■ **Extracted data**

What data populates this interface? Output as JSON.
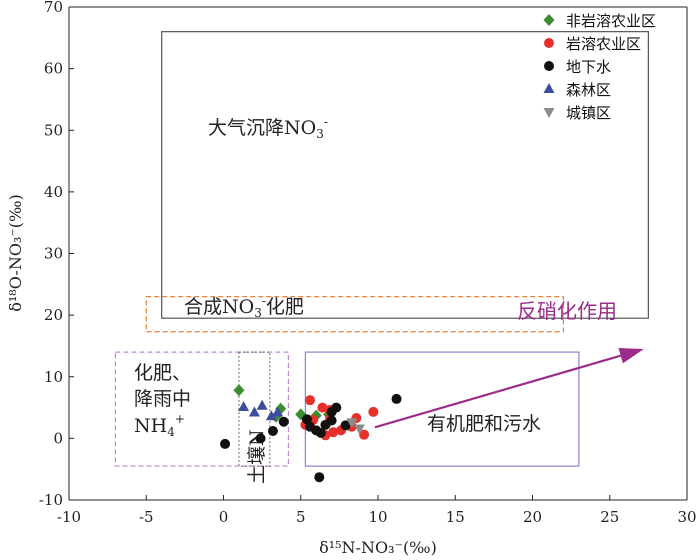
{
  "chart_data": {
    "type": "scatter",
    "xlabel": "δ¹⁵N-NO₃⁻(‰)",
    "ylabel": "δ¹⁸O-NO₃⁻(‰)",
    "xlim": [
      -10,
      30
    ],
    "ylim": [
      -10,
      70
    ],
    "x_ticks": [
      -10,
      -5,
      0,
      5,
      10,
      15,
      20,
      25,
      30
    ],
    "y_ticks": [
      -10,
      0,
      10,
      20,
      30,
      40,
      50,
      60,
      70
    ],
    "grid": false,
    "legend_position": "top-right",
    "series": [
      {
        "name": "非岩溶农业区",
        "marker": "diamond",
        "color": "#3c8d2f",
        "points": [
          [
            1.0,
            7.8
          ],
          [
            3.7,
            4.8
          ],
          [
            3.4,
            3.5
          ],
          [
            5.0,
            3.9
          ],
          [
            6.0,
            3.7
          ],
          [
            6.8,
            3.9
          ]
        ]
      },
      {
        "name": "岩溶农业区",
        "marker": "circle",
        "color": "#e8302a",
        "points": [
          [
            5.3,
            2.2
          ],
          [
            5.8,
            3.0
          ],
          [
            5.6,
            6.2
          ],
          [
            6.4,
            5.0
          ],
          [
            6.9,
            3.2
          ],
          [
            7.6,
            1.3
          ],
          [
            8.3,
            1.9
          ],
          [
            8.6,
            3.3
          ],
          [
            9.1,
            0.6
          ],
          [
            6.6,
            0.5
          ],
          [
            7.1,
            1.0
          ],
          [
            9.7,
            4.3
          ],
          [
            6.9,
            4.6
          ]
        ]
      },
      {
        "name": "地下水",
        "marker": "circle",
        "color": "#111111",
        "points": [
          [
            0.1,
            -0.9
          ],
          [
            2.4,
            0.0
          ],
          [
            3.2,
            1.2
          ],
          [
            3.9,
            2.7
          ],
          [
            5.4,
            3.1
          ],
          [
            5.6,
            1.9
          ],
          [
            6.0,
            1.3
          ],
          [
            6.3,
            0.9
          ],
          [
            6.6,
            2.2
          ],
          [
            7.0,
            2.9
          ],
          [
            7.0,
            4.3
          ],
          [
            7.3,
            5.0
          ],
          [
            7.9,
            2.1
          ],
          [
            6.2,
            -6.3
          ],
          [
            11.2,
            6.4
          ]
        ]
      },
      {
        "name": "森林区",
        "marker": "triangle-up",
        "color": "#3d4c9c",
        "points": [
          [
            1.3,
            5.1
          ],
          [
            2.0,
            4.2
          ],
          [
            2.5,
            5.3
          ],
          [
            3.1,
            3.6
          ],
          [
            3.5,
            4.2
          ]
        ]
      },
      {
        "name": "城镇区",
        "marker": "triangle-down",
        "color": "#8c8c8c",
        "points": [
          [
            8.3,
            2.6
          ],
          [
            8.8,
            1.6
          ]
        ]
      }
    ],
    "regions": [
      {
        "label": "大气沉降NO3-",
        "label_parts": [
          "大气沉降NO",
          "3",
          "-"
        ],
        "x": [
          -4,
          27.5
        ],
        "y": [
          19.5,
          66
        ],
        "style": "solid",
        "color": "#555555"
      },
      {
        "label": "合成NO3-化肥",
        "label_parts": [
          "合成NO",
          "3",
          "-",
          "化肥"
        ],
        "x": [
          -5,
          22
        ],
        "y": [
          17.3,
          23
        ],
        "style": "dashed",
        "color": "#e8833a"
      },
      {
        "label": "化肥、降雨中NH4+",
        "label_parts": [
          "化肥、",
          "降雨中",
          "NH",
          "4",
          "+"
        ],
        "x": [
          -7,
          4.2
        ],
        "y": [
          -4.5,
          14
        ],
        "style": "dashed",
        "color": "#c08ad6"
      },
      {
        "label": "土壤N",
        "x": [
          1,
          3
        ],
        "y": [
          -4.5,
          14
        ],
        "style": "dotted",
        "color": "#666666"
      },
      {
        "label": "有机肥和污水",
        "x": [
          5.3,
          23
        ],
        "y": [
          -4.5,
          14
        ],
        "style": "solid",
        "color": "#8c84cc"
      }
    ],
    "annotations": [
      {
        "text": "反硝化作用",
        "arrow_from": [
          9.8,
          1.8
        ],
        "arrow_to": [
          27.2,
          14.5
        ],
        "color": "#9b2a8a"
      }
    ]
  }
}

■ **Instructions to follow**
Output a faithful copy of the data, with each picture left out.

■ **Answer to this problem**
What data populates this interface? Output as JSON.
{
  "chart_data": {
    "type": "scatter",
    "xlabel": "δ¹⁵N-NO₃⁻(‰)",
    "ylabel": "δ¹⁸O-NO₃⁻(‰)",
    "xlim": [
      -10,
      30
    ],
    "ylim": [
      -10,
      70
    ],
    "x_ticks": [
      -10,
      -5,
      0,
      5,
      10,
      15,
      20,
      25,
      30
    ],
    "y_ticks": [
      -10,
      0,
      10,
      20,
      30,
      40,
      50,
      60,
      70
    ],
    "grid": false,
    "legend_position": "top-right",
    "series": [
      {
        "name": "非岩溶农业区",
        "marker": "diamond",
        "color": "#3c8d2f",
        "points": [
          [
            1.0,
            7.8
          ],
          [
            3.7,
            4.8
          ],
          [
            3.4,
            3.5
          ],
          [
            5.0,
            3.9
          ],
          [
            6.0,
            3.7
          ],
          [
            6.8,
            3.9
          ]
        ]
      },
      {
        "name": "岩溶农业区",
        "marker": "circle",
        "color": "#e8302a",
        "points": [
          [
            5.3,
            2.2
          ],
          [
            5.8,
            3.0
          ],
          [
            5.6,
            6.2
          ],
          [
            6.4,
            5.0
          ],
          [
            6.9,
            3.2
          ],
          [
            7.6,
            1.3
          ],
          [
            8.3,
            1.9
          ],
          [
            8.6,
            3.3
          ],
          [
            9.1,
            0.6
          ],
          [
            6.6,
            0.5
          ],
          [
            7.1,
            1.0
          ],
          [
            9.7,
            4.3
          ],
          [
            6.9,
            4.6
          ]
        ]
      },
      {
        "name": "地下水",
        "marker": "circle",
        "color": "#111111",
        "points": [
          [
            0.1,
            -0.9
          ],
          [
            2.4,
            0.0
          ],
          [
            3.2,
            1.2
          ],
          [
            3.9,
            2.7
          ],
          [
            5.4,
            3.1
          ],
          [
            5.6,
            1.9
          ],
          [
            6.0,
            1.3
          ],
          [
            6.3,
            0.9
          ],
          [
            6.6,
            2.2
          ],
          [
            7.0,
            2.9
          ],
          [
            7.0,
            4.3
          ],
          [
            7.3,
            5.0
          ],
          [
            7.9,
            2.1
          ],
          [
            6.2,
            -6.3
          ],
          [
            11.2,
            6.4
          ]
        ]
      },
      {
        "name": "森林区",
        "marker": "triangle-up",
        "color": "#3d4c9c",
        "points": [
          [
            1.3,
            5.1
          ],
          [
            2.0,
            4.2
          ],
          [
            2.5,
            5.3
          ],
          [
            3.1,
            3.6
          ],
          [
            3.5,
            4.2
          ]
        ]
      },
      {
        "name": "城镇区",
        "marker": "triangle-down",
        "color": "#8c8c8c",
        "points": [
          [
            8.3,
            2.6
          ],
          [
            8.8,
            1.6
          ]
        ]
      }
    ],
    "regions": [
      {
        "label": "大气沉降NO3-",
        "label_parts": [
          "大气沉降NO",
          "3",
          "-"
        ],
        "x": [
          -4,
          27.5
        ],
        "y": [
          19.5,
          66
        ],
        "style": "solid",
        "color": "#555555"
      },
      {
        "label": "合成NO3-化肥",
        "label_parts": [
          "合成NO",
          "3",
          "-",
          "化肥"
        ],
        "x": [
          -5,
          22
        ],
        "y": [
          17.3,
          23
        ],
        "style": "dashed",
        "color": "#e8833a"
      },
      {
        "label": "化肥、降雨中NH4+",
        "label_parts": [
          "化肥、",
          "降雨中",
          "NH",
          "4",
          "+"
        ],
        "x": [
          -7,
          4.2
        ],
        "y": [
          -4.5,
          14
        ],
        "style": "dashed",
        "color": "#c08ad6"
      },
      {
        "label": "土壤N",
        "x": [
          1,
          3
        ],
        "y": [
          -4.5,
          14
        ],
        "style": "dotted",
        "color": "#666666"
      },
      {
        "label": "有机肥和污水",
        "x": [
          5.3,
          23
        ],
        "y": [
          -4.5,
          14
        ],
        "style": "solid",
        "color": "#8c84cc"
      }
    ],
    "annotations": [
      {
        "text": "反硝化作用",
        "arrow_from": [
          9.8,
          1.8
        ],
        "arrow_to": [
          27.2,
          14.5
        ],
        "color": "#9b2a8a"
      }
    ]
  }
}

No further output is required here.